** BEGIN Dataset records **
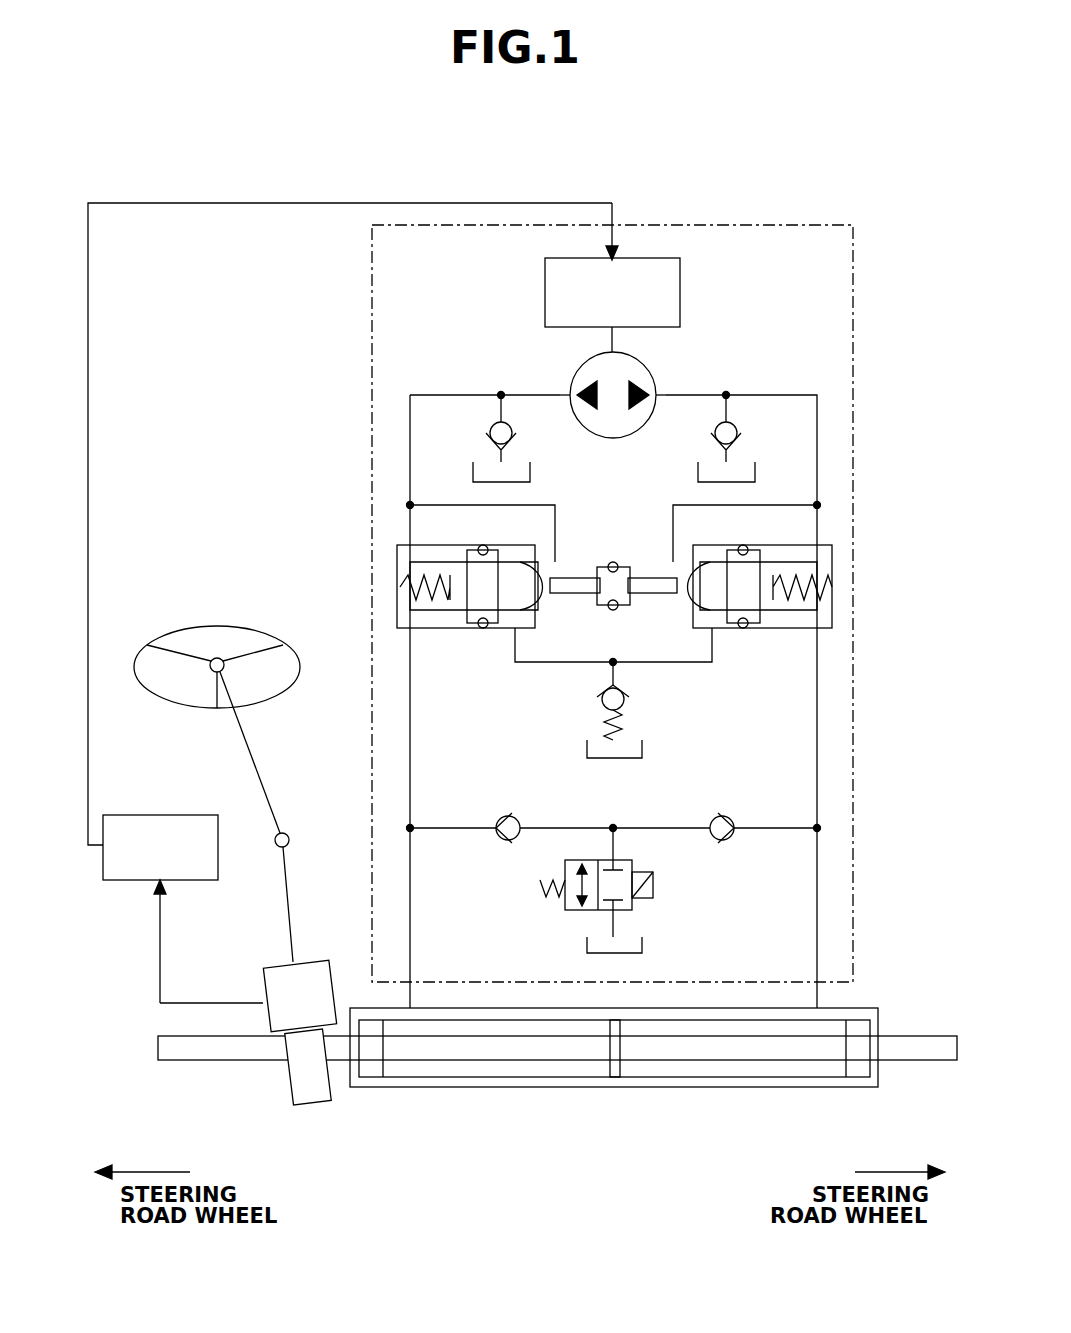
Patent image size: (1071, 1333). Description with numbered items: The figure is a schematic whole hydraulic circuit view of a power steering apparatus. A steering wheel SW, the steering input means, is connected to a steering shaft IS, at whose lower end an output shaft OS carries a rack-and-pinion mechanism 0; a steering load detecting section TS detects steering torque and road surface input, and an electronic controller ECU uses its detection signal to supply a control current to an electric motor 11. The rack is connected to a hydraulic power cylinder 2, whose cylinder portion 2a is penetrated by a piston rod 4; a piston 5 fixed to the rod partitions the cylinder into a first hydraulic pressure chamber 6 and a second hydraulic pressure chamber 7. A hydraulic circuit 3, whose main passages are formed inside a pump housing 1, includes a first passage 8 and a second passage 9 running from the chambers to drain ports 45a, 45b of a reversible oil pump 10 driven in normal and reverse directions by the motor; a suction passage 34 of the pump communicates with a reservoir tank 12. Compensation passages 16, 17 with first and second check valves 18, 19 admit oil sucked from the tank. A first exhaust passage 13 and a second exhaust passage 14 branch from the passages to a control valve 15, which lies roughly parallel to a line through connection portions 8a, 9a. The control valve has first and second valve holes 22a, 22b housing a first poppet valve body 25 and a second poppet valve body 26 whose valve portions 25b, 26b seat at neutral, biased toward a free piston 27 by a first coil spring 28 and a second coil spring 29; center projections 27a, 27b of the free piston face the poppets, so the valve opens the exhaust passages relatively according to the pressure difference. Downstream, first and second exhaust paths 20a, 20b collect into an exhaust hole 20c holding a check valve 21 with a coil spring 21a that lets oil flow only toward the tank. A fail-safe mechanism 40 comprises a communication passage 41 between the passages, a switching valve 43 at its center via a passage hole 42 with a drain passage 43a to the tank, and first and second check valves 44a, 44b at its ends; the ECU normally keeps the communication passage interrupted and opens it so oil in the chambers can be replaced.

The pump housing 1 is at (862, 303).
The hydraulic power cylinder 2 is at (838, 1095).
The cylinder portion 2a is at (750, 1082).
The hydraulic circuit 3 is at (835, 744).
The piston rod 4 is at (440, 1050).
The piston 5 is at (615, 1070).
The first hydraulic pressure chamber 6 is at (677, 1068).
The second hydraulic pressure chamber 7 is at (512, 1068).
The first passage 8 is at (817, 445).
The connection portion 8a is at (700, 393).
The second passage 9 is at (410, 440).
The connection portion 9a is at (530, 393).
The reversible oil pump 10 is at (648, 372).
The electric motor 11 is at (680, 290).
The reservoir tank 12 is at (472, 470).
The first exhaust passage 13 is at (817, 505).
The second exhaust passage 14 is at (410, 505).
The control valve 15 is at (621, 590).
The compensation passage 16 is at (729, 410).
The compensation passage 17 is at (499, 410).
The first check valve 18 is at (738, 433).
The second check valve 19 is at (489, 433).
The first exhaust path 20a is at (714, 667).
The second exhaust path 20b is at (512, 667).
The exhaust hole 20c is at (607, 683).
The check valve 21 is at (626, 700).
The coil spring 21a is at (630, 730).
The first valve hole 22a is at (660, 607).
The second valve hole 22b is at (410, 622).
The first poppet valve body 25 is at (718, 607).
The valve portion 25b is at (690, 583).
The second poppet valve body 26 is at (510, 605).
The valve portion 26b is at (538, 580).
The free piston 27 is at (603, 607).
The center projection 27a is at (657, 583).
The center projection 27b is at (565, 585).
The first coil spring 28 is at (833, 587).
The second coil spring 29 is at (397, 587).
The suction passage 34 is at (612, 337).
The fail-safe mechanism 40 is at (622, 883).
The communication passage 41 is at (558, 826).
The passage hole 42 is at (615, 840).
The switching valve 43 is at (563, 874).
The drain passage 43a is at (615, 920).
The first check valve 44a is at (732, 815).
The second check valve 44b is at (498, 815).
The drain port 45a is at (656, 402).
The drain port 45b is at (572, 402).
The steering wheel SW is at (205, 626).
The steering shaft IS is at (248, 755).
The output shaft OS is at (292, 885).
The steering load detecting section TS is at (262, 957).
The electronic controller ECU is at (160, 847).
The rack-and-pinion mechanism 0 is at (300, 1092).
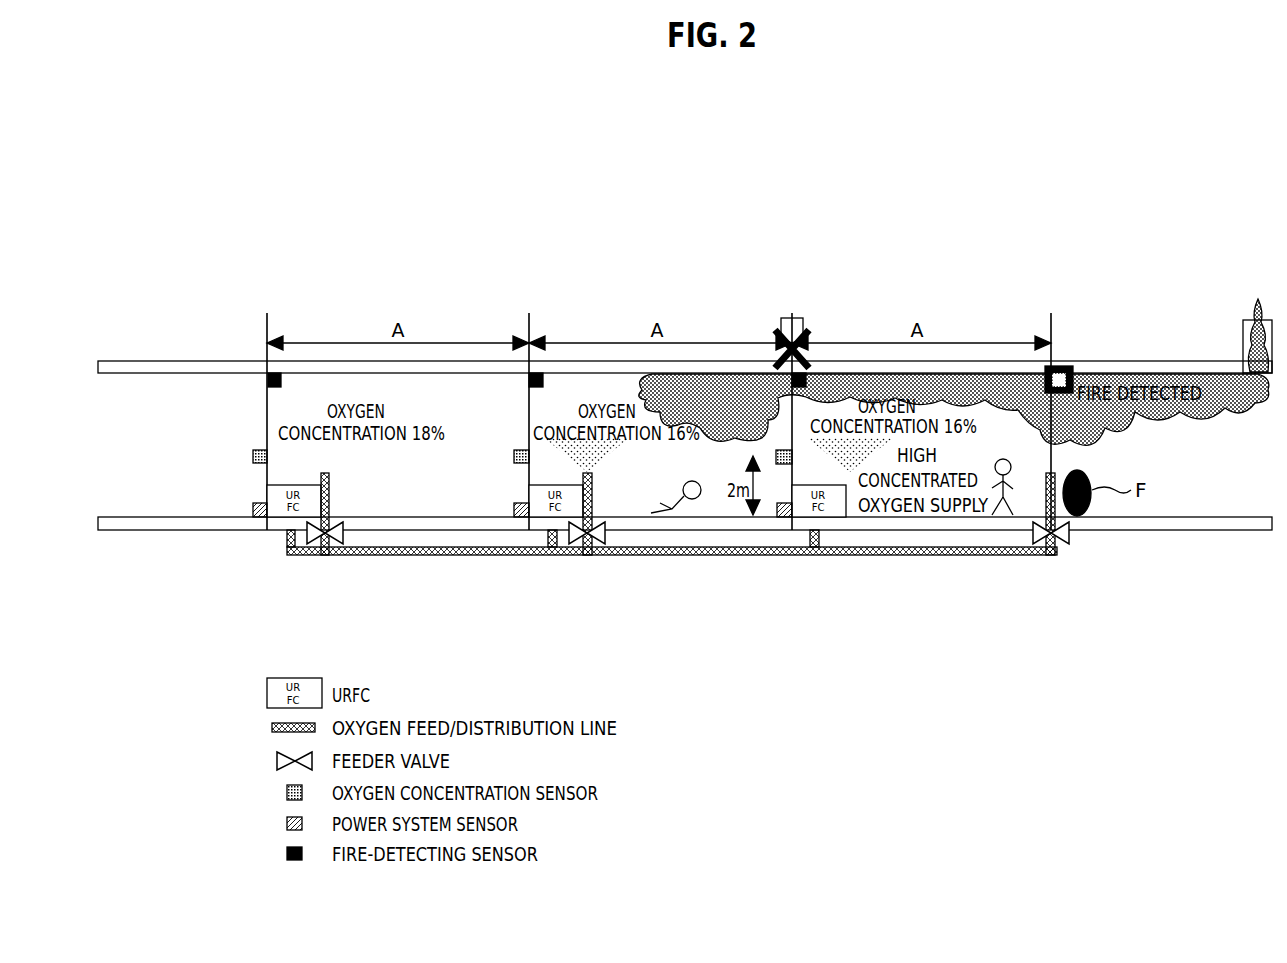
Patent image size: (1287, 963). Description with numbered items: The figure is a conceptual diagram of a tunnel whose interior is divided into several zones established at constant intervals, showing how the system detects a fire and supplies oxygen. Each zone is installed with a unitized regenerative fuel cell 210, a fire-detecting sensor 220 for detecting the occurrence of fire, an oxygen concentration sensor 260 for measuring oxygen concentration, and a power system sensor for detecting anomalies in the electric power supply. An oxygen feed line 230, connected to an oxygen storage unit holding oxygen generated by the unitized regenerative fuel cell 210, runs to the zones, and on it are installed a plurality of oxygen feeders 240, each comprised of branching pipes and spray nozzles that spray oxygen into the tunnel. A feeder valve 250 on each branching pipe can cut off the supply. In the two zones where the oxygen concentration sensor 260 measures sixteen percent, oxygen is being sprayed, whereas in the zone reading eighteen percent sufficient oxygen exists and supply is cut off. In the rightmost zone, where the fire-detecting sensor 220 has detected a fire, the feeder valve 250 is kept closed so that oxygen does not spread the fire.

The unitized regenerative fuel cell 210 is at (529, 493).
The fire-detecting sensor 220 is at (268, 378).
The oxygen feed line 230 is at (655, 556).
The oxygen feeder 240 is at (330, 487).
The feeder valve 250 is at (343, 535).
The oxygen concentration sensor 260 is at (253, 456).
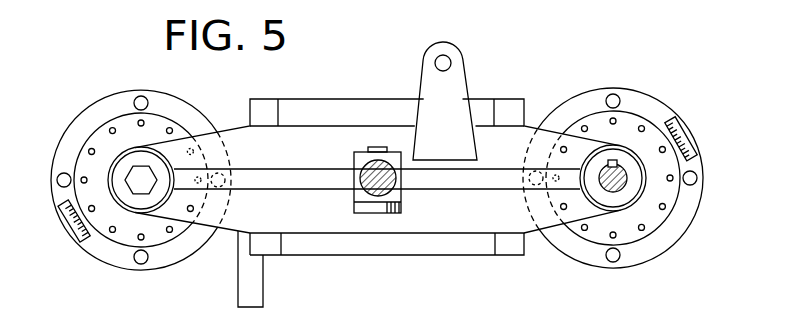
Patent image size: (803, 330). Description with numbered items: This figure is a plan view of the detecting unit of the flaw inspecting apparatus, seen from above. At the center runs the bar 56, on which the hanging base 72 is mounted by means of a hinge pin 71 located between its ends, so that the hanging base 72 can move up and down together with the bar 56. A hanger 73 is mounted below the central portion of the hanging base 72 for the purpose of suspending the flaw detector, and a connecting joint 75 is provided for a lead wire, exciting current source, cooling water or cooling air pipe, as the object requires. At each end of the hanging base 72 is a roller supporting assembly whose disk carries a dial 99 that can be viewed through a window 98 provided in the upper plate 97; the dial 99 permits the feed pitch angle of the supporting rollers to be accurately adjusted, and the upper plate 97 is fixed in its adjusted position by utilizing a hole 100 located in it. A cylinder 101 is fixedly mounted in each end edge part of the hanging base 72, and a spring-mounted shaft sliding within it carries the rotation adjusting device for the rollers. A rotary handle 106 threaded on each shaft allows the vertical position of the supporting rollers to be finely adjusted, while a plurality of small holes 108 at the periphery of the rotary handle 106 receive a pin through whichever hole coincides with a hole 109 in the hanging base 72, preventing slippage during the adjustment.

The bar 56 is at (367, 165).
The hinge pin 71 is at (373, 207).
The hanging base 72 is at (465, 212).
The hanger 73 is at (483, 108).
The connecting joint 75 is at (256, 270).
The upper plate 97 is at (582, 102).
The window 98 is at (668, 122).
The dial 99 is at (685, 128).
The hole 100 is at (692, 186).
The cylinder 101 is at (619, 200).
The rotary handle 106 is at (658, 217).
The small holes 108 is at (610, 234).
The hole 109 is at (562, 207).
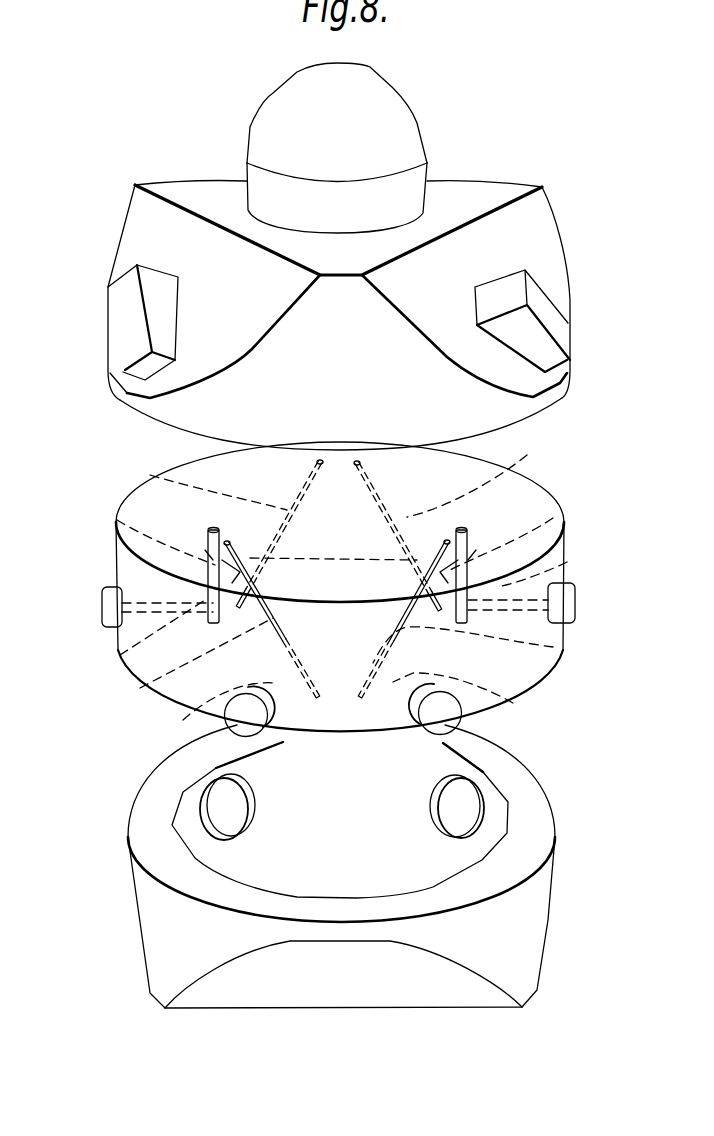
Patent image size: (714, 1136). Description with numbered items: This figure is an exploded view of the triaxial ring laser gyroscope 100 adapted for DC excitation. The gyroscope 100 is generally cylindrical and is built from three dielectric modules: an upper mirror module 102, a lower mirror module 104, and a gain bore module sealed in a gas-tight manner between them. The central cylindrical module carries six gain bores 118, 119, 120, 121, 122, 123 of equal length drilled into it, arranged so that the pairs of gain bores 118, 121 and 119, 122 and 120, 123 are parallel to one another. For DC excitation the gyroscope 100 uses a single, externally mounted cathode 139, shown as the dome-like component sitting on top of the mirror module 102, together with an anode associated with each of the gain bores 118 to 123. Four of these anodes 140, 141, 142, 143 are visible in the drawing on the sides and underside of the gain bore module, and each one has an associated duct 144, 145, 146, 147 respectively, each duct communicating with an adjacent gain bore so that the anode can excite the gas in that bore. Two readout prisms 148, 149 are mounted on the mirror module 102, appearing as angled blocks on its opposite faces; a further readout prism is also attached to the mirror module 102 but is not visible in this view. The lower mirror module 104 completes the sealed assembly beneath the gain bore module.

The triaxial ring laser gyroscope 100 is at (95, 192).
The mirror module 102 is at (576, 263).
The mirror module 104 is at (128, 943).
The gain bore 118 is at (117, 520).
The gain bore 119 is at (150, 475).
The gain bore 120 is at (527, 455).
The gain bore 121 is at (553, 518).
The gain bore 122 is at (553, 647).
The gain bore 123 is at (140, 688).
The cathode 139 is at (355, 132).
The anode 140 is at (112, 587).
The anode 141 is at (570, 605).
The anode 142 is at (445, 715).
The anode 143 is at (230, 720).
The duct 144 is at (120, 648).
The duct 145 is at (567, 562).
The duct 146 is at (513, 703).
The duct 147 is at (183, 720).
The readout prism 148 is at (123, 302).
The readout prism 149 is at (525, 330).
** END Dataset records **
Task goal
Convert everything in the data from the line containing "Patent image size: (714, 1136)." down to the line containing "The gain bore 121 is at (553, 518).", both included, into a numbered list with blank lines omitted.

Exercise response
1. Patent image size: (714, 1136). Description with numbered items: This figure is an exploded view of the triaxial ring laser gyroscope 100 adapted for DC excitation. The gyroscope 100 is generally cylindrical and is built from three dielectric modules: an upper mirror module 102, a lower mirror module 104, and a gain bore module sealed in a gas-tight manner between them. The central cylindrical module carries six gain bores 118, 119, 120, 121, 122, 123 of equal length drilled into it, arranged so that the pairs of gain bores 118, 121 and 119, 122 and 120, 123 are parallel to one another. For DC excitation the gyroscope 100 uses a single, externally mounted cathode 139, shown as the dome-like component sitting on top of the mirror module 102, together with an anode associated with each of the gain bores 118 to 123. Four of these anodes 140, 141, 142, 143 are visible in the drawing on the sides and underside of the gain bore module, and each one has an associated duct 144, 145, 146, 147 respectively, each duct communicating with an adjacent gain bore so that the anode can excite the gas in that bore. Two readout prisms 148, 149 are mounted on the mirror module 102, appearing as angled blocks on its opposite faces; a further readout prism is also attached to the mirror module 102 but is not visible in this view. The lower mirror module 104 completes the sealed assembly beneath the gain bore module.
2. The triaxial ring laser gyroscope 100 is at (95, 192).
3. The mirror module 102 is at (576, 263).
4. The mirror module 104 is at (128, 943).
5. The gain bore 118 is at (117, 520).
6. The gain bore 119 is at (150, 475).
7. The gain bore 120 is at (527, 455).
8. The gain bore 121 is at (553, 518).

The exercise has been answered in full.